• [What is being asked] Copy every line of the data that includes the string "并对指标进行量化和分层处理".

--- START ---

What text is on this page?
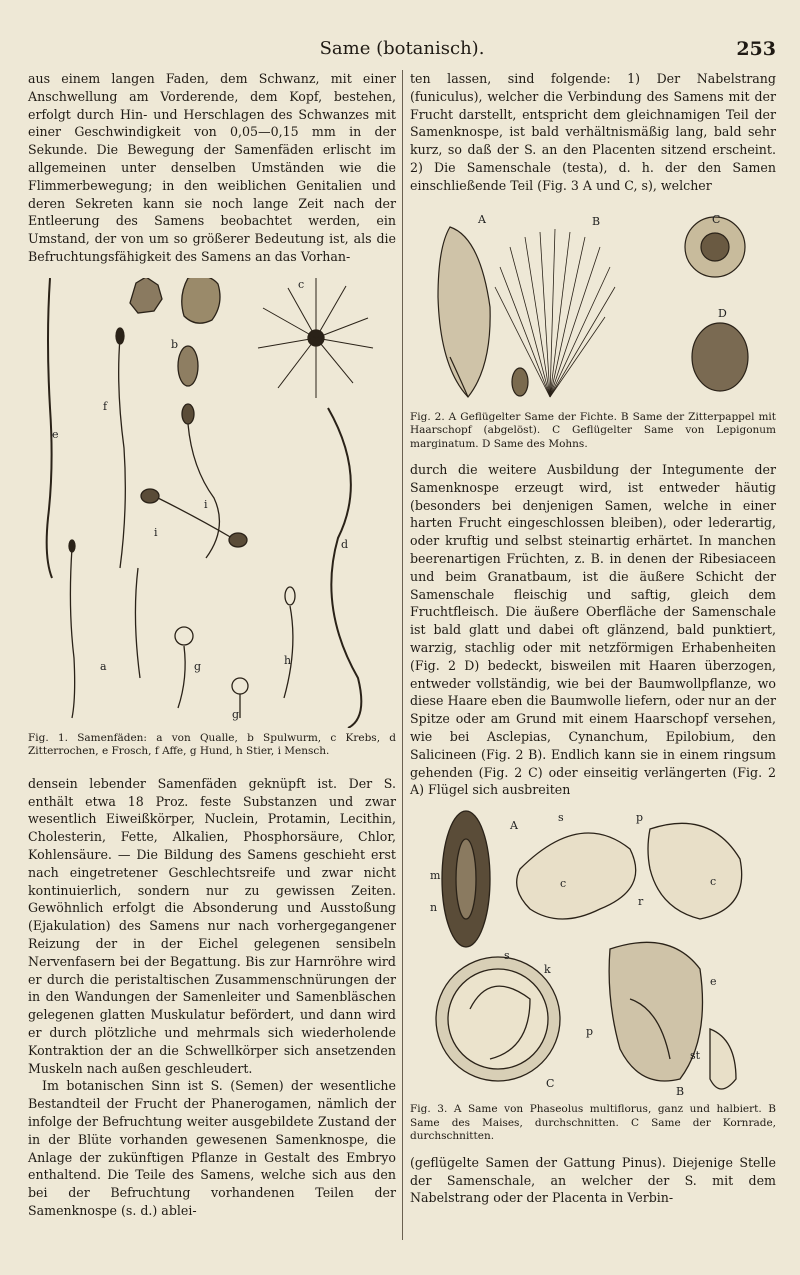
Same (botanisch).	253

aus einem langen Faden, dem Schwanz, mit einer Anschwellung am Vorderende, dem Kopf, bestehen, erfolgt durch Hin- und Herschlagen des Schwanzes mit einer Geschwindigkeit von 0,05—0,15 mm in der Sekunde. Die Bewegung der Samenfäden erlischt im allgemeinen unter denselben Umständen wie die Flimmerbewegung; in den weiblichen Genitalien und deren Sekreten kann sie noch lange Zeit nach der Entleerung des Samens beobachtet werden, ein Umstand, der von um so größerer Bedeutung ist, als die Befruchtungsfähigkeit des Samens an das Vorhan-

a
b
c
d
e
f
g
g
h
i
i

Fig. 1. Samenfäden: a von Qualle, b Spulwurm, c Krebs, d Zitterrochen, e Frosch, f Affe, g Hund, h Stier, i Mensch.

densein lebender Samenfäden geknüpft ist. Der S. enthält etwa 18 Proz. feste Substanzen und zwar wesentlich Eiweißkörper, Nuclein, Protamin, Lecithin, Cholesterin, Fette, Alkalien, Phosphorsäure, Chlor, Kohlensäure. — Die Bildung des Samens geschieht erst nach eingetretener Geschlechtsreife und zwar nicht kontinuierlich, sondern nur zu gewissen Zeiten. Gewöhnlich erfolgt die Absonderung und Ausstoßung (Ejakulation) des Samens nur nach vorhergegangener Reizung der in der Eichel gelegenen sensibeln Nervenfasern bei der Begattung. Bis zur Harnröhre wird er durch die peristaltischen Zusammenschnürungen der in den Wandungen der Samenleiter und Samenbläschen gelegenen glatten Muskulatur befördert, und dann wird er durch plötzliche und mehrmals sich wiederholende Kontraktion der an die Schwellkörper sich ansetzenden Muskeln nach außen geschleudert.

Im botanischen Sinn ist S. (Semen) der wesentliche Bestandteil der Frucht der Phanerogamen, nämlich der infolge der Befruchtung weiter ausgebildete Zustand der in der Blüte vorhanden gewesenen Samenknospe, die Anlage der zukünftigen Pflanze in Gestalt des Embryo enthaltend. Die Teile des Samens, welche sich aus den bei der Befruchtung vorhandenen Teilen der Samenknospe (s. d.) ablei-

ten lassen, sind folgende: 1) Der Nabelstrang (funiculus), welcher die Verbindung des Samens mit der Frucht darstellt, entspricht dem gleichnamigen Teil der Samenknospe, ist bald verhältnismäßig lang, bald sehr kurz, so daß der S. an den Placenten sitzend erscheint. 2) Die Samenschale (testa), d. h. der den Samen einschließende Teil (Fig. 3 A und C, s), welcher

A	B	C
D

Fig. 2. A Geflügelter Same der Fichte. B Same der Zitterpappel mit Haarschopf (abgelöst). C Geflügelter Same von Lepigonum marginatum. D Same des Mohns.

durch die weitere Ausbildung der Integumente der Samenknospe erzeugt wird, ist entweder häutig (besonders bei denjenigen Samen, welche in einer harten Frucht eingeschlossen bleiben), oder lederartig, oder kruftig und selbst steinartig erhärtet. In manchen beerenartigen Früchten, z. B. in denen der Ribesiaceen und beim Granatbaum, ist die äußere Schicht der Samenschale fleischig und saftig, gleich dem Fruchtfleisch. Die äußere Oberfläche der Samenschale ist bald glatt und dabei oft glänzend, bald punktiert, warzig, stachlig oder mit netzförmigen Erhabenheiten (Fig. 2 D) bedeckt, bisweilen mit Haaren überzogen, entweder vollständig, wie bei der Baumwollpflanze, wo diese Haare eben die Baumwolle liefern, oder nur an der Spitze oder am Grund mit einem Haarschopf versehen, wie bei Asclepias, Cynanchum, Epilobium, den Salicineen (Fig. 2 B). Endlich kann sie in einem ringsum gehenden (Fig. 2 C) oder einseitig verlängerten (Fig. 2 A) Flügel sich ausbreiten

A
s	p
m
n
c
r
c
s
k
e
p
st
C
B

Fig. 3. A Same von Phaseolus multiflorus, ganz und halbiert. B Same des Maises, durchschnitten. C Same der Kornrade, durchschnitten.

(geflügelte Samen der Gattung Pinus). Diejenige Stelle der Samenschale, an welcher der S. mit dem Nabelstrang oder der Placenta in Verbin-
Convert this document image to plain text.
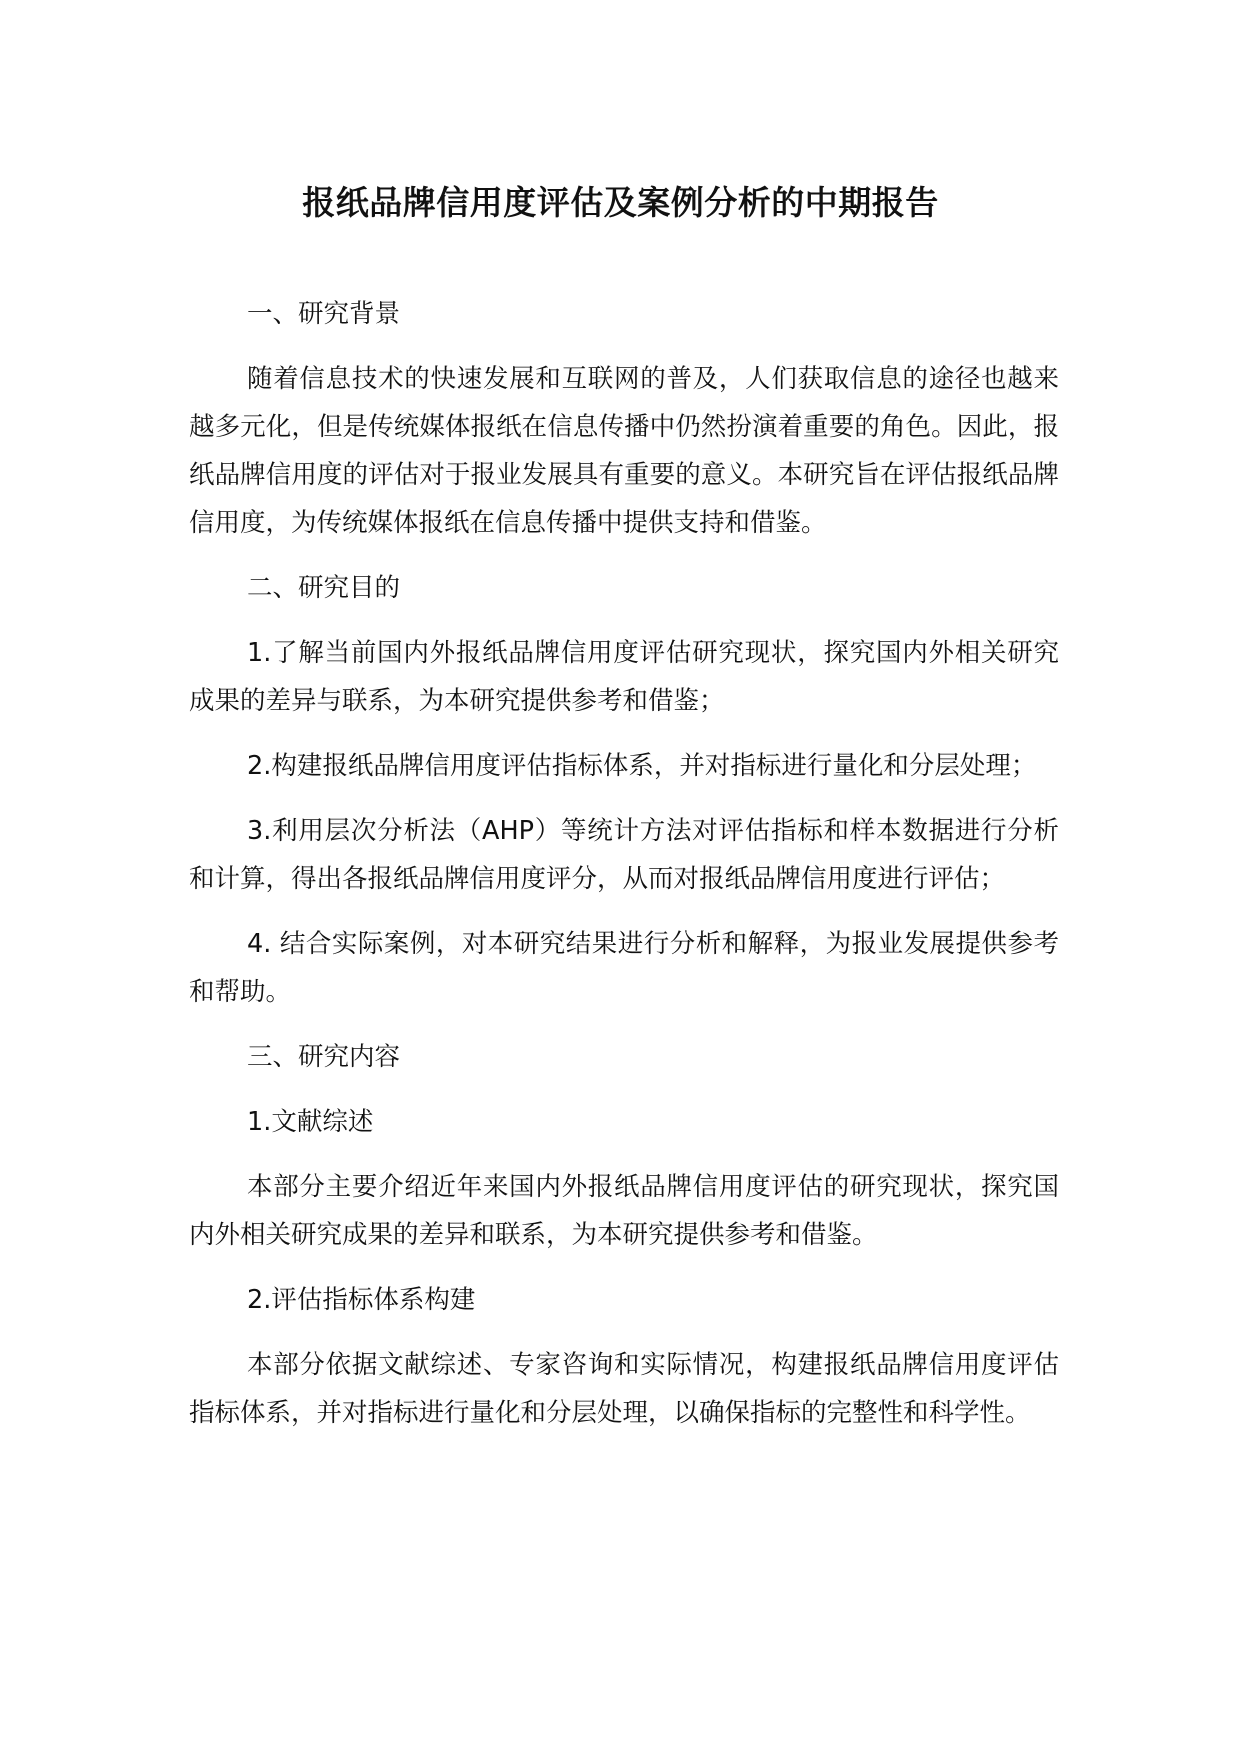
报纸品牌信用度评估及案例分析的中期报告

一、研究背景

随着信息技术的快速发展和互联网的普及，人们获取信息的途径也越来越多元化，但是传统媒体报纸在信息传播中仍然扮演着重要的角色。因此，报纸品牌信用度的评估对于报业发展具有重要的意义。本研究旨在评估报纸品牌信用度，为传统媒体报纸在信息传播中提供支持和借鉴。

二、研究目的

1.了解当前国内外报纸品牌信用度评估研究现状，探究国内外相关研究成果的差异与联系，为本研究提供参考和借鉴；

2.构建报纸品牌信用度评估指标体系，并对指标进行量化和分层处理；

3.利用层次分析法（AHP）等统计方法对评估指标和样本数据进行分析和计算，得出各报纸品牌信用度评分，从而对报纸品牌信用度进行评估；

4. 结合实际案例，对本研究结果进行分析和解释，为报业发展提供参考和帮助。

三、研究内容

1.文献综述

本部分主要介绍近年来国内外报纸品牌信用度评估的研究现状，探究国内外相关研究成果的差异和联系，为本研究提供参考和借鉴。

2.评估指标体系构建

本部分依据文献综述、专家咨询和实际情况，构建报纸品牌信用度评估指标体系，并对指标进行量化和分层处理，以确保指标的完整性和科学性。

--- END ---

• [Task result]
2.构建报纸品牌信用度评估指标体系，并对指标进行量化和分层处理；
本部分依据文献综述、专家咨询和实际情况，构建报纸品牌信用度评估指标体系，并对指标进行量化和分层处理，以确保指标的完整性和科学性。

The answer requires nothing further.